- Set problem
Quote all of the data that follows exactly as written, skipping the images.

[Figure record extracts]
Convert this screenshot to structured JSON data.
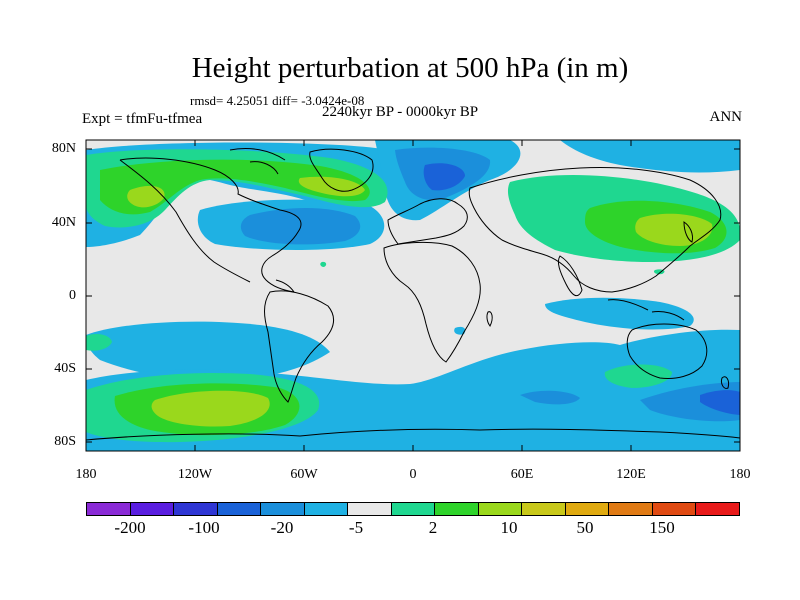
{
  "title": "Height perturbation at 500 hPa (in m)",
  "stats_line": "rmsd= 4.25051 diff= -3.0424e-08",
  "experiment_label": "Expt = tfmFu-tfmea",
  "period_label": "2240kyr BP - 0000kyr BP",
  "season_label": "ANN",
  "y_ticks": [
    "80N",
    "40N",
    "0",
    "40S",
    "80S"
  ],
  "x_ticks": [
    "180",
    "120W",
    "60W",
    "0",
    "60E",
    "120E",
    "180"
  ],
  "colorbar": {
    "colors": [
      "#8a2ad6",
      "#5a1ee0",
      "#2f36d4",
      "#1a62d8",
      "#1b8fdb",
      "#1fb1e3",
      "#e8e8e8",
      "#1fd790",
      "#2ed32a",
      "#9ad81c",
      "#c8c81a",
      "#e0aa10",
      "#e07a14",
      "#e04a12",
      "#e81a1a"
    ],
    "labels": [
      "-200",
      "-100",
      "-20",
      "-5",
      "2",
      "10",
      "50",
      "150"
    ]
  },
  "field_palette": {
    "background": "#e8e8e8",
    "light_blue": "#1fb1e3",
    "mid_blue": "#1b8fdb",
    "dark_blue": "#1a62d8",
    "teal_green": "#1fd790",
    "green": "#2ed32a",
    "yellow_green": "#9ad81c",
    "coast": "#000000"
  }
}
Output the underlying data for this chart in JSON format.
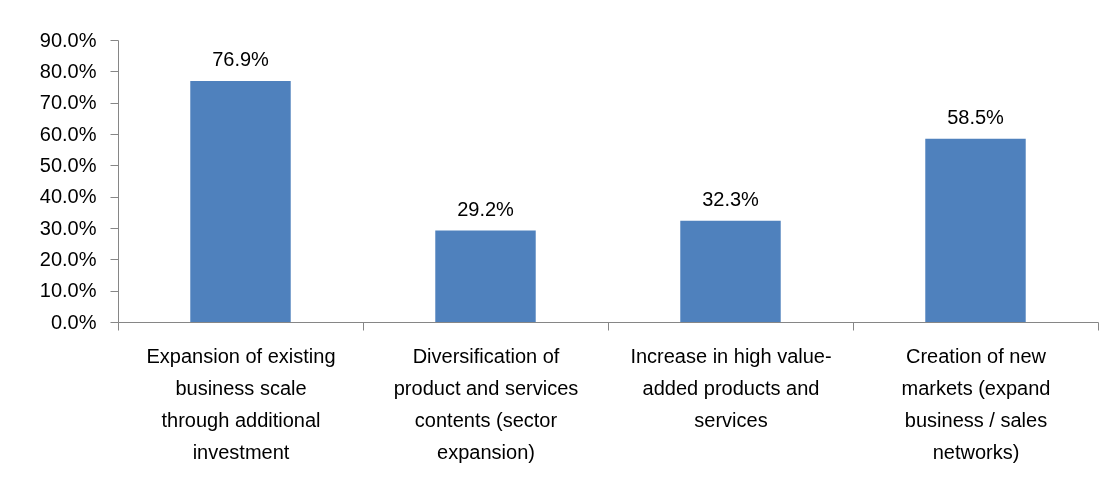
{
  "chart_data": {
    "type": "bar",
    "categories": [
      "Expansion of existing business scale through additional investment",
      "Diversification of product and services contents (sector expansion)",
      "Increase in high value-added products and services",
      "Creation of new markets (expand business / sales networks)"
    ],
    "values": [
      76.9,
      29.2,
      32.3,
      58.5
    ],
    "color": "#4f81bd",
    "value_labels": [
      "76.9%",
      "29.2%",
      "32.3%",
      "58.5%"
    ],
    "ylim": [
      0,
      90
    ],
    "yticks": [
      {
        "value": 0,
        "label": "0.0%"
      },
      {
        "value": 10,
        "label": "10.0%"
      },
      {
        "value": 20,
        "label": "20.0%"
      },
      {
        "value": 30,
        "label": "30.0%"
      },
      {
        "value": 40,
        "label": "40.0%"
      },
      {
        "value": 50,
        "label": "50.0%"
      },
      {
        "value": 60,
        "label": "60.0%"
      },
      {
        "value": 70,
        "label": "70.0%"
      },
      {
        "value": 80,
        "label": "80.0%"
      },
      {
        "value": 90,
        "label": "90.0%"
      }
    ]
  }
}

- Exercise output
Convert this screenshot to structured JSON data.
{
  "title": "Height perturbation at 500 hPa (in m)",
  "stats_line": "rmsd= 4.25051 diff= -3.0424e-08",
  "experiment_label": "Expt = tfmFu-tfmea",
  "period_label": "2240kyr BP - 0000kyr BP",
  "season_label": "ANN",
  "y_ticks": [
    "80N",
    "40N",
    "0",
    "40S",
    "80S"
  ],
  "x_ticks": [
    "180",
    "120W",
    "60W",
    "0",
    "60E",
    "120E",
    "180"
  ],
  "colorbar": {
    "colors": [
      "#8a2ad6",
      "#5a1ee0",
      "#2f36d4",
      "#1a62d8",
      "#1b8fdb",
      "#1fb1e3",
      "#e8e8e8",
      "#1fd790",
      "#2ed32a",
      "#9ad81c",
      "#c8c81a",
      "#e0aa10",
      "#e07a14",
      "#e04a12",
      "#e81a1a"
    ],
    "labels": [
      "-200",
      "-100",
      "-20",
      "-5",
      "2",
      "10",
      "50",
      "150"
    ]
  },
  "field_palette": {
    "background": "#e8e8e8",
    "light_blue": "#1fb1e3",
    "mid_blue": "#1b8fdb",
    "dark_blue": "#1a62d8",
    "teal_green": "#1fd790",
    "green": "#2ed32a",
    "yellow_green": "#9ad81c",
    "coast": "#000000"
  }
}
Output the underlying data for this chart in JSON format.
{
  "chart_data": {
    "type": "bar",
    "categories": [
      "Expansion of existing business scale through additional investment",
      "Diversification of product and services contents (sector expansion)",
      "Increase in high value-added products and services",
      "Creation of new markets (expand business / sales networks)"
    ],
    "values": [
      76.9,
      29.2,
      32.3,
      58.5
    ],
    "color": "#4f81bd",
    "value_labels": [
      "76.9%",
      "29.2%",
      "32.3%",
      "58.5%"
    ],
    "ylim": [
      0,
      90
    ],
    "yticks": [
      {
        "value": 0,
        "label": "0.0%"
      },
      {
        "value": 10,
        "label": "10.0%"
      },
      {
        "value": 20,
        "label": "20.0%"
      },
      {
        "value": 30,
        "label": "30.0%"
      },
      {
        "value": 40,
        "label": "40.0%"
      },
      {
        "value": 50,
        "label": "50.0%"
      },
      {
        "value": 60,
        "label": "60.0%"
      },
      {
        "value": 70,
        "label": "70.0%"
      },
      {
        "value": 80,
        "label": "80.0%"
      },
      {
        "value": 90,
        "label": "90.0%"
      }
    ]
  }
}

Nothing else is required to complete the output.